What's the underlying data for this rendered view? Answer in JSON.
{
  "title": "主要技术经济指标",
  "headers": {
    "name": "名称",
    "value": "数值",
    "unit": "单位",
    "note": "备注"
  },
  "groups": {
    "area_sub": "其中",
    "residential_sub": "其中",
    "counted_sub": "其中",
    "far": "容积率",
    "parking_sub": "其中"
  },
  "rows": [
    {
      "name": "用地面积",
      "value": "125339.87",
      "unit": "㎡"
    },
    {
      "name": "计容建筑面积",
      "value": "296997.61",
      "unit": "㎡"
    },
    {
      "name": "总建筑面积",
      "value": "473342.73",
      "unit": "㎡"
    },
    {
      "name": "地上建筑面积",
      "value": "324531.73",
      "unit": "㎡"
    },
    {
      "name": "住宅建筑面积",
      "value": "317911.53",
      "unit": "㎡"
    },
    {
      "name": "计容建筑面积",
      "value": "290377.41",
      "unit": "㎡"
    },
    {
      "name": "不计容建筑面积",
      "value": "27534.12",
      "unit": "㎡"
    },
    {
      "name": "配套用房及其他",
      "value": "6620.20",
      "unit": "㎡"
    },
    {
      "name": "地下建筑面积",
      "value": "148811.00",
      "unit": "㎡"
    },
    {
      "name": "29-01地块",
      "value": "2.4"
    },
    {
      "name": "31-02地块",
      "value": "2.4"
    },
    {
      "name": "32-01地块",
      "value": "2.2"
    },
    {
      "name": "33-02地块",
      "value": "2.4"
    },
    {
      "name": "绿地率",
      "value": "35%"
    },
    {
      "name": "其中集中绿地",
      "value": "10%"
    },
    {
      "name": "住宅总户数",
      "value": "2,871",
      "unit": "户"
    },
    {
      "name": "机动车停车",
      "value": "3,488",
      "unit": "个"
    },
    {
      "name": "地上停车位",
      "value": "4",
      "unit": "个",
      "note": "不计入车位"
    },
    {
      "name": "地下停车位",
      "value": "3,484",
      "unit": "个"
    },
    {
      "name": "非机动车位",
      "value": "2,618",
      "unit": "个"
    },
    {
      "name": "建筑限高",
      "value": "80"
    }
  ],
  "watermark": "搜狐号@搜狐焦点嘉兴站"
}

Aim of the exercise>
Write all of the records out again exactly.

Result>
What's the underlying data for this rendered view? Answer in JSON.
{
  "title": "主要技术经济指标",
  "headers": {
    "name": "名称",
    "value": "数值",
    "unit": "单位",
    "note": "备注"
  },
  "groups": {
    "area_sub": "其中",
    "residential_sub": "其中",
    "counted_sub": "其中",
    "far": "容积率",
    "parking_sub": "其中"
  },
  "rows": [
    {
      "name": "用地面积",
      "value": "125339.87",
      "unit": "㎡"
    },
    {
      "name": "计容建筑面积",
      "value": "296997.61",
      "unit": "㎡"
    },
    {
      "name": "总建筑面积",
      "value": "473342.73",
      "unit": "㎡"
    },
    {
      "name": "地上建筑面积",
      "value": "324531.73",
      "unit": "㎡"
    },
    {
      "name": "住宅建筑面积",
      "value": "317911.53",
      "unit": "㎡"
    },
    {
      "name": "计容建筑面积",
      "value": "290377.41",
      "unit": "㎡"
    },
    {
      "name": "不计容建筑面积",
      "value": "27534.12",
      "unit": "㎡"
    },
    {
      "name": "配套用房及其他",
      "value": "6620.20",
      "unit": "㎡"
    },
    {
      "name": "地下建筑面积",
      "value": "148811.00",
      "unit": "㎡"
    },
    {
      "name": "29-01地块",
      "value": "2.4"
    },
    {
      "name": "31-02地块",
      "value": "2.4"
    },
    {
      "name": "32-01地块",
      "value": "2.2"
    },
    {
      "name": "33-02地块",
      "value": "2.4"
    },
    {
      "name": "绿地率",
      "value": "35%"
    },
    {
      "name": "其中集中绿地",
      "value": "10%"
    },
    {
      "name": "住宅总户数",
      "value": "2,871",
      "unit": "户"
    },
    {
      "name": "机动车停车",
      "value": "3,488",
      "unit": "个"
    },
    {
      "name": "地上停车位",
      "value": "4",
      "unit": "个",
      "note": "不计入车位"
    },
    {
      "name": "地下停车位",
      "value": "3,484",
      "unit": "个"
    },
    {
      "name": "非机动车位",
      "value": "2,618",
      "unit": "个"
    },
    {
      "name": "建筑限高",
      "value": "80"
    }
  ],
  "watermark": "搜狐号@搜狐焦点嘉兴站"
}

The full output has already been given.